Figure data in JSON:

:::

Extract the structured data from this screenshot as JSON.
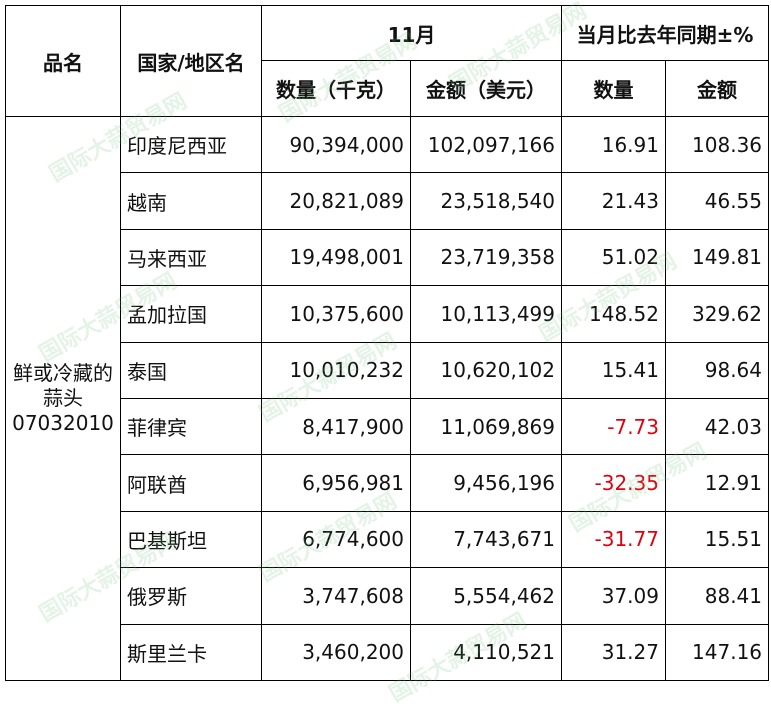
{
  "header": {
    "product_label": "品名",
    "region_label": "国家/地区名",
    "month_label": "11月",
    "yoy_label": "当月比去年同期±%",
    "qty_kg_label": "数量（千克）",
    "amount_usd_label": "金额（美元）",
    "qty_label": "数量",
    "amount_label": "金额"
  },
  "product": {
    "line1": "鲜或冷藏的",
    "line2": "蒜头",
    "code": "07032010"
  },
  "rows": [
    {
      "country": "印度尼西亚",
      "qty": "90,394,000",
      "amount": "102,097,166",
      "qty_yoy": "16.91",
      "amount_yoy": "108.36"
    },
    {
      "country": "越南",
      "qty": "20,821,089",
      "amount": "23,518,540",
      "qty_yoy": "21.43",
      "amount_yoy": "46.55"
    },
    {
      "country": "马来西亚",
      "qty": "19,498,001",
      "amount": "23,719,358",
      "qty_yoy": "51.02",
      "amount_yoy": "149.81"
    },
    {
      "country": "孟加拉国",
      "qty": "10,375,600",
      "amount": "10,113,499",
      "qty_yoy": "148.52",
      "amount_yoy": "329.62"
    },
    {
      "country": "泰国",
      "qty": "10,010,232",
      "amount": "10,620,102",
      "qty_yoy": "15.41",
      "amount_yoy": "98.64"
    },
    {
      "country": "菲律宾",
      "qty": "8,417,900",
      "amount": "11,069,869",
      "qty_yoy": "-7.73",
      "amount_yoy": "42.03"
    },
    {
      "country": "阿联酋",
      "qty": "6,956,981",
      "amount": "9,456,196",
      "qty_yoy": "-32.35",
      "amount_yoy": "12.91"
    },
    {
      "country": "巴基斯坦",
      "qty": "6,774,600",
      "amount": "7,743,671",
      "qty_yoy": "-31.77",
      "amount_yoy": "15.51"
    },
    {
      "country": "俄罗斯",
      "qty": "3,747,608",
      "amount": "5,554,462",
      "qty_yoy": "37.09",
      "amount_yoy": "88.41"
    },
    {
      "country": "斯里兰卡",
      "qty": "3,460,200",
      "amount": "4,110,521",
      "qty_yoy": "31.27",
      "amount_yoy": "147.16"
    }
  ],
  "watermark": {
    "text": "国际大蒜贸易网",
    "color": "#6fbf7a"
  },
  "colors": {
    "negative": "#e0000f",
    "text": "#111111",
    "border": "#000000"
  }
}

:::

Your task: Reproduce the records, all of them, word for word; omit the pictures.

The solution:
Extract the structured data from this screenshot as JSON.
{
  "header": {
    "product_label": "品名",
    "region_label": "国家/地区名",
    "month_label": "11月",
    "yoy_label": "当月比去年同期±%",
    "qty_kg_label": "数量（千克）",
    "amount_usd_label": "金额（美元）",
    "qty_label": "数量",
    "amount_label": "金额"
  },
  "product": {
    "line1": "鲜或冷藏的",
    "line2": "蒜头",
    "code": "07032010"
  },
  "rows": [
    {
      "country": "印度尼西亚",
      "qty": "90,394,000",
      "amount": "102,097,166",
      "qty_yoy": "16.91",
      "amount_yoy": "108.36"
    },
    {
      "country": "越南",
      "qty": "20,821,089",
      "amount": "23,518,540",
      "qty_yoy": "21.43",
      "amount_yoy": "46.55"
    },
    {
      "country": "马来西亚",
      "qty": "19,498,001",
      "amount": "23,719,358",
      "qty_yoy": "51.02",
      "amount_yoy": "149.81"
    },
    {
      "country": "孟加拉国",
      "qty": "10,375,600",
      "amount": "10,113,499",
      "qty_yoy": "148.52",
      "amount_yoy": "329.62"
    },
    {
      "country": "泰国",
      "qty": "10,010,232",
      "amount": "10,620,102",
      "qty_yoy": "15.41",
      "amount_yoy": "98.64"
    },
    {
      "country": "菲律宾",
      "qty": "8,417,900",
      "amount": "11,069,869",
      "qty_yoy": "-7.73",
      "amount_yoy": "42.03"
    },
    {
      "country": "阿联酋",
      "qty": "6,956,981",
      "amount": "9,456,196",
      "qty_yoy": "-32.35",
      "amount_yoy": "12.91"
    },
    {
      "country": "巴基斯坦",
      "qty": "6,774,600",
      "amount": "7,743,671",
      "qty_yoy": "-31.77",
      "amount_yoy": "15.51"
    },
    {
      "country": "俄罗斯",
      "qty": "3,747,608",
      "amount": "5,554,462",
      "qty_yoy": "37.09",
      "amount_yoy": "88.41"
    },
    {
      "country": "斯里兰卡",
      "qty": "3,460,200",
      "amount": "4,110,521",
      "qty_yoy": "31.27",
      "amount_yoy": "147.16"
    }
  ],
  "watermark": {
    "text": "国际大蒜贸易网",
    "color": "#6fbf7a"
  },
  "colors": {
    "negative": "#e0000f",
    "text": "#111111",
    "border": "#000000"
  }
}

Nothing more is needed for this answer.